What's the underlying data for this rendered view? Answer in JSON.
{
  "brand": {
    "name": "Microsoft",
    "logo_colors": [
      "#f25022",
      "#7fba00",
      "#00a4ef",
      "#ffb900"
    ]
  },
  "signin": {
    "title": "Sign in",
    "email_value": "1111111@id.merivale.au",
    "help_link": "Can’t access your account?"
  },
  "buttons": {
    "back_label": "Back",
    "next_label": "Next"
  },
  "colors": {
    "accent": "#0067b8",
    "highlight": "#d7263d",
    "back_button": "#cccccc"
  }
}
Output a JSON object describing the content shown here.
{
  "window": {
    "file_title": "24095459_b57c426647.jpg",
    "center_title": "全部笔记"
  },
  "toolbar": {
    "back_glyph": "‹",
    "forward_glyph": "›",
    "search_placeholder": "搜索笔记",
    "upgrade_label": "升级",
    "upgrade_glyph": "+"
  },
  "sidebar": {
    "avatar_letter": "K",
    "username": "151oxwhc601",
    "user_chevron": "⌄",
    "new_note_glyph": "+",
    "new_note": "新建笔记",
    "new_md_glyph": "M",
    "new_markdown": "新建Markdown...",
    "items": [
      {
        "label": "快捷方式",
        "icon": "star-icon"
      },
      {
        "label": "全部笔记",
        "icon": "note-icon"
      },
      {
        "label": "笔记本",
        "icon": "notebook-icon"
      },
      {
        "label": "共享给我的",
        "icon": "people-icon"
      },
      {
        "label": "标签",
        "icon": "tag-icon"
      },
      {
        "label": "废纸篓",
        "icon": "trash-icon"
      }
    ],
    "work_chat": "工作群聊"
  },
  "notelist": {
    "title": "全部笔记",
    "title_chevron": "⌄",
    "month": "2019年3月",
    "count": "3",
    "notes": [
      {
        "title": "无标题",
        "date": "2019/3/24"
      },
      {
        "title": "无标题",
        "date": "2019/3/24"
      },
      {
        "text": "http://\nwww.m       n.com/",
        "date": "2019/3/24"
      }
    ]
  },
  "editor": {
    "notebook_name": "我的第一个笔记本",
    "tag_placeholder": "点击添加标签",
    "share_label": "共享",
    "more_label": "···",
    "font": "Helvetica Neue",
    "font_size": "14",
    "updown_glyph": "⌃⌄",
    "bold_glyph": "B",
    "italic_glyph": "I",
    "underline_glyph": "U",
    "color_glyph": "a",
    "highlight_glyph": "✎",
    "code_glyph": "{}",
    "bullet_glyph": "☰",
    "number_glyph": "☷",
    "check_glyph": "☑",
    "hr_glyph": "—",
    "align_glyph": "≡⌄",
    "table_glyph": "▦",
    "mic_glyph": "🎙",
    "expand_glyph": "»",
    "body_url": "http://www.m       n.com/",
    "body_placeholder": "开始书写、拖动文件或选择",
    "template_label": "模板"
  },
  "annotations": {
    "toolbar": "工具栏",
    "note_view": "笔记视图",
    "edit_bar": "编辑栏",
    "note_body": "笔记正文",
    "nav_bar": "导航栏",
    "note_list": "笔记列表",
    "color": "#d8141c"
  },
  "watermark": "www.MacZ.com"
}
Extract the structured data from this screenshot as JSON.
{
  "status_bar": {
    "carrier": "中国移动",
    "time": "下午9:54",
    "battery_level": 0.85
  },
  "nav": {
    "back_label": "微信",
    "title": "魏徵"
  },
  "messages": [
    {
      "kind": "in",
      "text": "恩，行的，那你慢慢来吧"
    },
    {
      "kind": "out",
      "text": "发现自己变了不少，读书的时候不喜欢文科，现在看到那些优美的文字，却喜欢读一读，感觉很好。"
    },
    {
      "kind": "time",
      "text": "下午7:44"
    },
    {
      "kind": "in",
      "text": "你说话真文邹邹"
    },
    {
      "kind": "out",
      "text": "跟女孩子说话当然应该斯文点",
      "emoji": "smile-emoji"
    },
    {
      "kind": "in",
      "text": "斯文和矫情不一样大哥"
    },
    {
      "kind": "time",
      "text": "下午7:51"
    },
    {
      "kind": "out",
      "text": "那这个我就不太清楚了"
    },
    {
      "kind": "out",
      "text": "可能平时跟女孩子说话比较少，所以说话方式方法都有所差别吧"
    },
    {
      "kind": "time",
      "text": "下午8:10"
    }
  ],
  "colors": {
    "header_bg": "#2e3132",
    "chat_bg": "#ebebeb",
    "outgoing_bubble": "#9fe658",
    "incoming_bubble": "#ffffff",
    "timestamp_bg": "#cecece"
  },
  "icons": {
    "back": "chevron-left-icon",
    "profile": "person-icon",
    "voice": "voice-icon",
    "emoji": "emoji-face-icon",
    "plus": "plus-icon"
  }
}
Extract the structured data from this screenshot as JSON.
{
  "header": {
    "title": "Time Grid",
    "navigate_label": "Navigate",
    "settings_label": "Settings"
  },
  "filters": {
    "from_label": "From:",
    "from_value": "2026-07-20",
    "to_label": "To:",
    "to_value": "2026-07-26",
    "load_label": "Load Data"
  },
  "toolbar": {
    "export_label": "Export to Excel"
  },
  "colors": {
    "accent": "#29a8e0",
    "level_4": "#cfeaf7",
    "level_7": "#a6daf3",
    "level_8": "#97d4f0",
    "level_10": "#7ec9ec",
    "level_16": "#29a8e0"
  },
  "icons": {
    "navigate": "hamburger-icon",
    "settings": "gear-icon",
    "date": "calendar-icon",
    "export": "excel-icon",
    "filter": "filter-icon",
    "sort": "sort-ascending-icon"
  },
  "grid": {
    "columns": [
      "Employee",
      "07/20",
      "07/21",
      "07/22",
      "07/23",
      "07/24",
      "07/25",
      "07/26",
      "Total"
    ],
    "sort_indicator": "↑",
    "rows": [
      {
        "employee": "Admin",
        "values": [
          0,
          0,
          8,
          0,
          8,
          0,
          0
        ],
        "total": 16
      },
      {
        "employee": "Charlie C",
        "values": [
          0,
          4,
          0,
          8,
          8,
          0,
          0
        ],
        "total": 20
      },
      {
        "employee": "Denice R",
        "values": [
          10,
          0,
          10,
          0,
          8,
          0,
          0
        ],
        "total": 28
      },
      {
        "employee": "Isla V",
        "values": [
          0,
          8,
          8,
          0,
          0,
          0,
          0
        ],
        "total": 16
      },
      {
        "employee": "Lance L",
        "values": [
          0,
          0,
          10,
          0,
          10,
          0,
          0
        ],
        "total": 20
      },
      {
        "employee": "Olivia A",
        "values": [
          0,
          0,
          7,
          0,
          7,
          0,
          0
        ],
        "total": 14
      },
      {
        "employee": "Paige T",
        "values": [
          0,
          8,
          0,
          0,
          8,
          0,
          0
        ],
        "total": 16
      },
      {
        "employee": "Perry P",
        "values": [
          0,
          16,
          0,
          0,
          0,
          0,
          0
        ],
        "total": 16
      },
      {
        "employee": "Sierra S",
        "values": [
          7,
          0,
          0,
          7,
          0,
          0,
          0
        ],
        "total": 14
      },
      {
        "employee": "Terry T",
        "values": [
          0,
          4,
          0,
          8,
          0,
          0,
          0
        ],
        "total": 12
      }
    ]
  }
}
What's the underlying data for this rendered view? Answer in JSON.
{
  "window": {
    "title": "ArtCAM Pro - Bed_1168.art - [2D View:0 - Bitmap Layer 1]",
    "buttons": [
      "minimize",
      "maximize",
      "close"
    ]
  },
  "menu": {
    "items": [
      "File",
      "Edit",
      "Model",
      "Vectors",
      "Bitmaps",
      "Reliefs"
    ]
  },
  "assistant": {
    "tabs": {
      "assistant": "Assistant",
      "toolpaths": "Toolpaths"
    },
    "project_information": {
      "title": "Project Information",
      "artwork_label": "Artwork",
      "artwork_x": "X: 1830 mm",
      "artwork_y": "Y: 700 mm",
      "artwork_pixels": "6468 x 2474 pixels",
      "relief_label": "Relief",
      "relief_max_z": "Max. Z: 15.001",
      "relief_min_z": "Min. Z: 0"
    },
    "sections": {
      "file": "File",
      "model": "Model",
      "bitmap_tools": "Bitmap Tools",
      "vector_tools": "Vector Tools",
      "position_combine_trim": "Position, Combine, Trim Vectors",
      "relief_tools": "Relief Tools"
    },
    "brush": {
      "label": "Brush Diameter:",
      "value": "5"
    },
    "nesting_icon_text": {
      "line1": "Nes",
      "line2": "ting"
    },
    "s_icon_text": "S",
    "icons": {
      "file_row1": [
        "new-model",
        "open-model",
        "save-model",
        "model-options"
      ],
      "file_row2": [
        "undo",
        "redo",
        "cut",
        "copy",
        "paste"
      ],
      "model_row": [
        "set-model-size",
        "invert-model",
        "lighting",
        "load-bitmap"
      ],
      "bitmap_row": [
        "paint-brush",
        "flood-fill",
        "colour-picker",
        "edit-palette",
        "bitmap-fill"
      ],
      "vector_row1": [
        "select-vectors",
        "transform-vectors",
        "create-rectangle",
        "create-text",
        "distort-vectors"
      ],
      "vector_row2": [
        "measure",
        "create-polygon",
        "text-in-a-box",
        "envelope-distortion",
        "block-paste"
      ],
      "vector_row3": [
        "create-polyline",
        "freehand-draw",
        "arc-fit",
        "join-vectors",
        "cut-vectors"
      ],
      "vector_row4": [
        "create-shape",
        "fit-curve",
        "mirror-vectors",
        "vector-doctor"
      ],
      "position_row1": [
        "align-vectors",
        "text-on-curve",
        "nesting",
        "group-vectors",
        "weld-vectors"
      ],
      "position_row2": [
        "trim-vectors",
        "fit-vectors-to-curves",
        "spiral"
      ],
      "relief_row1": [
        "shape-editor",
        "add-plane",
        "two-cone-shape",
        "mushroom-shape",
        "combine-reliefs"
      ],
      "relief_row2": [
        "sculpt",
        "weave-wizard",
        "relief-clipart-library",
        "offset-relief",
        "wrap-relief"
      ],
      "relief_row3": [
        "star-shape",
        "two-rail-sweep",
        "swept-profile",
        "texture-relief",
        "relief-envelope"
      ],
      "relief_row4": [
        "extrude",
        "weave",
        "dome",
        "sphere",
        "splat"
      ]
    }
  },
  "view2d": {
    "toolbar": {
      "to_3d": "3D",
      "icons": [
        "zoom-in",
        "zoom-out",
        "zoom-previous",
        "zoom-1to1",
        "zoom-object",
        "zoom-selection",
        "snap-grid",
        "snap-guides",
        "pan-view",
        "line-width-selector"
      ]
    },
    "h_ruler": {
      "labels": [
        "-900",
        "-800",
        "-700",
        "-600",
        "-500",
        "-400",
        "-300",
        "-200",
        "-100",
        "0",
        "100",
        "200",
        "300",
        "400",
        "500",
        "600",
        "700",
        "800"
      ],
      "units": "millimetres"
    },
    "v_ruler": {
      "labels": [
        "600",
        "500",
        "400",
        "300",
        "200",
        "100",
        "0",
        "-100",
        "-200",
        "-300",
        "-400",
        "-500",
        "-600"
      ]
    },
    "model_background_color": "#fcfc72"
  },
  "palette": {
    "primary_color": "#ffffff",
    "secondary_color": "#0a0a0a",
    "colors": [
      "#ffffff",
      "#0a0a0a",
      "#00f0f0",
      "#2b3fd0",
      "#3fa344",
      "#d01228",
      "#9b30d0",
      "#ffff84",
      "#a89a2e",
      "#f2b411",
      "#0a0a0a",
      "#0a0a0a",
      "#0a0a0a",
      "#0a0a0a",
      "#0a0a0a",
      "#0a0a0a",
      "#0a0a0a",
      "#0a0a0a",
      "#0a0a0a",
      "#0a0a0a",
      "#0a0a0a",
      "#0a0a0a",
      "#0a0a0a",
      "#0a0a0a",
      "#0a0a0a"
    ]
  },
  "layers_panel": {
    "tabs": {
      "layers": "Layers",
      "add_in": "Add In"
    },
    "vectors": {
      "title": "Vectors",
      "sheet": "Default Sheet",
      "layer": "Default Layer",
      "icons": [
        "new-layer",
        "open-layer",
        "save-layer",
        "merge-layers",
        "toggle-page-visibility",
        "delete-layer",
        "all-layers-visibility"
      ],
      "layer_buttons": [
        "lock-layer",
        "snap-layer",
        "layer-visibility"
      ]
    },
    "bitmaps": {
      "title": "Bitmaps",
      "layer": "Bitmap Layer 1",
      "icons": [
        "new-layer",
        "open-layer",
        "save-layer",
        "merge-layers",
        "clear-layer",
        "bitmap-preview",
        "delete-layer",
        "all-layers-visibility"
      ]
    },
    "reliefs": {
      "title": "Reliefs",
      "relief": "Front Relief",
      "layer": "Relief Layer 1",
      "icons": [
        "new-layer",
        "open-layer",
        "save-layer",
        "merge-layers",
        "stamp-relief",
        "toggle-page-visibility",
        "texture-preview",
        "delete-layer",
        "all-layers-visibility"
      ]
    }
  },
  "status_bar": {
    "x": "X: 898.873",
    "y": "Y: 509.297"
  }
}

○ ○ ○ ○

# Goal
State how many lines hold the word "zoom". The number is the whole answer.

# Result below
6